* _AIM OF THE TASK_: Copy each of the entries below faithfully, setting aside any pictures.

* _GIVEN DATA_:
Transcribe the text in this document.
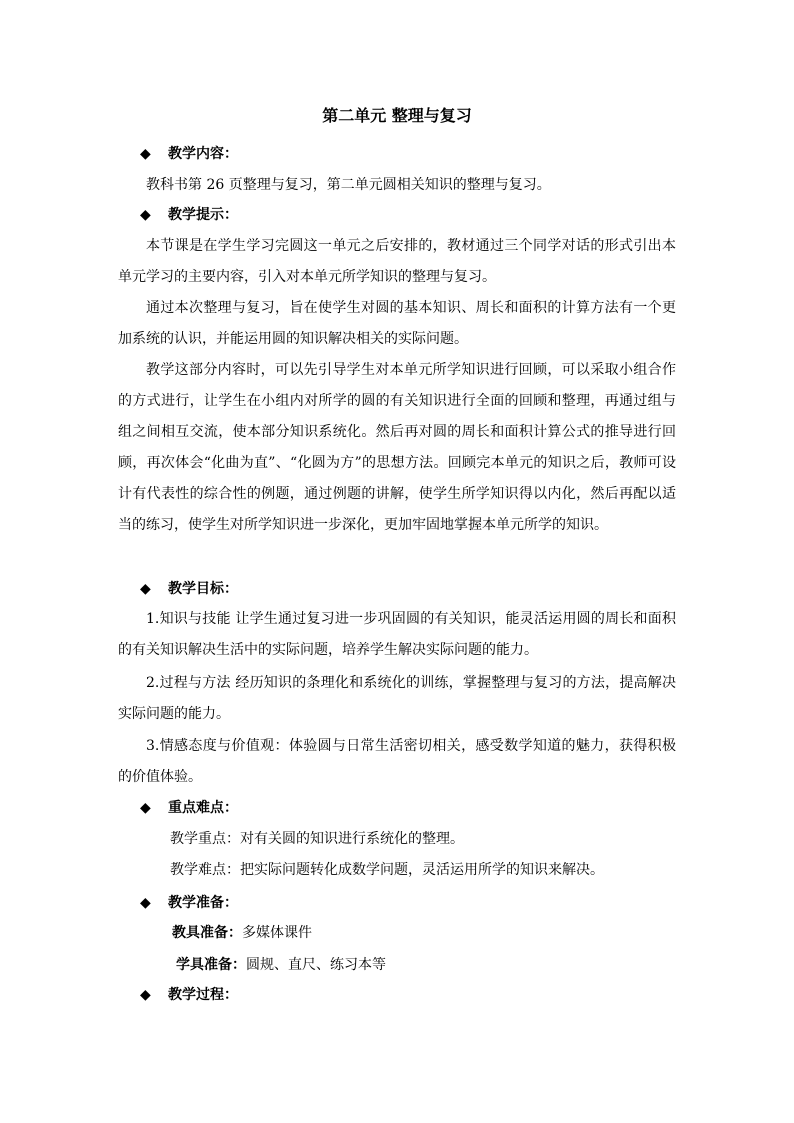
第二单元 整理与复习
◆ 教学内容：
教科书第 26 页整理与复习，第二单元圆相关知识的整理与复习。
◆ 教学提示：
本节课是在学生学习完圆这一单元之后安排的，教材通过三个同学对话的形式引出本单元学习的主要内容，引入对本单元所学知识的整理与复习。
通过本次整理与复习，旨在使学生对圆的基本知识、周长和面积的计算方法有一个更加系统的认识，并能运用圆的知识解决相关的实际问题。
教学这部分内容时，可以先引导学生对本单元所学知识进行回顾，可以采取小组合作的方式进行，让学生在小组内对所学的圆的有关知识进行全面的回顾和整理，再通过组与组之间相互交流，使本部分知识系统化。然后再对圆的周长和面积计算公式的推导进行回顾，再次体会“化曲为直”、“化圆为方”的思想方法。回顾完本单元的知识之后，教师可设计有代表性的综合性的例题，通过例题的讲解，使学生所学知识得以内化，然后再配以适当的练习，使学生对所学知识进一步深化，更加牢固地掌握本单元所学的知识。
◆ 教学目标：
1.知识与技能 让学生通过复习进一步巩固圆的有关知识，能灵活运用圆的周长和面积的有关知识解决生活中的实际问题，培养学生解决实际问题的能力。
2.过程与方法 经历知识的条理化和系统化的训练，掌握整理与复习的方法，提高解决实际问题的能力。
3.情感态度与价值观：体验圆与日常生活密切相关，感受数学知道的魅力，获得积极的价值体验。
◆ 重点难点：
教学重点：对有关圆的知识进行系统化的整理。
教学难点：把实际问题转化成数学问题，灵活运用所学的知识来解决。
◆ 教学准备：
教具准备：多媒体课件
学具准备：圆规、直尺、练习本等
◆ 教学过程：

* _RESULT FOR THIS EXERCISE_:
Transcribe the text in this document.
第二单元 整理与复习
◆ 教学内容：
教科书第 26 页整理与复习，第二单元圆相关知识的整理与复习。
◆ 教学提示：
本节课是在学生学习完圆这一单元之后安排的，教材通过三个同学对话的形式引出本单元学习的主要内容，引入对本单元所学知识的整理与复习。
通过本次整理与复习，旨在使学生对圆的基本知识、周长和面积的计算方法有一个更加系统的认识，并能运用圆的知识解决相关的实际问题。
教学这部分内容时，可以先引导学生对本单元所学知识进行回顾，可以采取小组合作的方式进行，让学生在小组内对所学的圆的有关知识进行全面的回顾和整理，再通过组与组之间相互交流，使本部分知识系统化。然后再对圆的周长和面积计算公式的推导进行回顾，再次体会“化曲为直”、“化圆为方”的思想方法。回顾完本单元的知识之后，教师可设计有代表性的综合性的例题，通过例题的讲解，使学生所学知识得以内化，然后再配以适当的练习，使学生对所学知识进一步深化，更加牢固地掌握本单元所学的知识。
◆ 教学目标：
1.知识与技能 让学生通过复习进一步巩固圆的有关知识，能灵活运用圆的周长和面积的有关知识解决生活中的实际问题，培养学生解决实际问题的能力。
2.过程与方法 经历知识的条理化和系统化的训练，掌握整理与复习的方法，提高解决实际问题的能力。
3.情感态度与价值观：体验圆与日常生活密切相关，感受数学知道的魅力，获得积极的价值体验。
◆ 重点难点：
教学重点：对有关圆的知识进行系统化的整理。
教学难点：把实际问题转化成数学问题，灵活运用所学的知识来解决。
◆ 教学准备：
教具准备：多媒体课件
学具准备：圆规、直尺、练习本等
◆ 教学过程：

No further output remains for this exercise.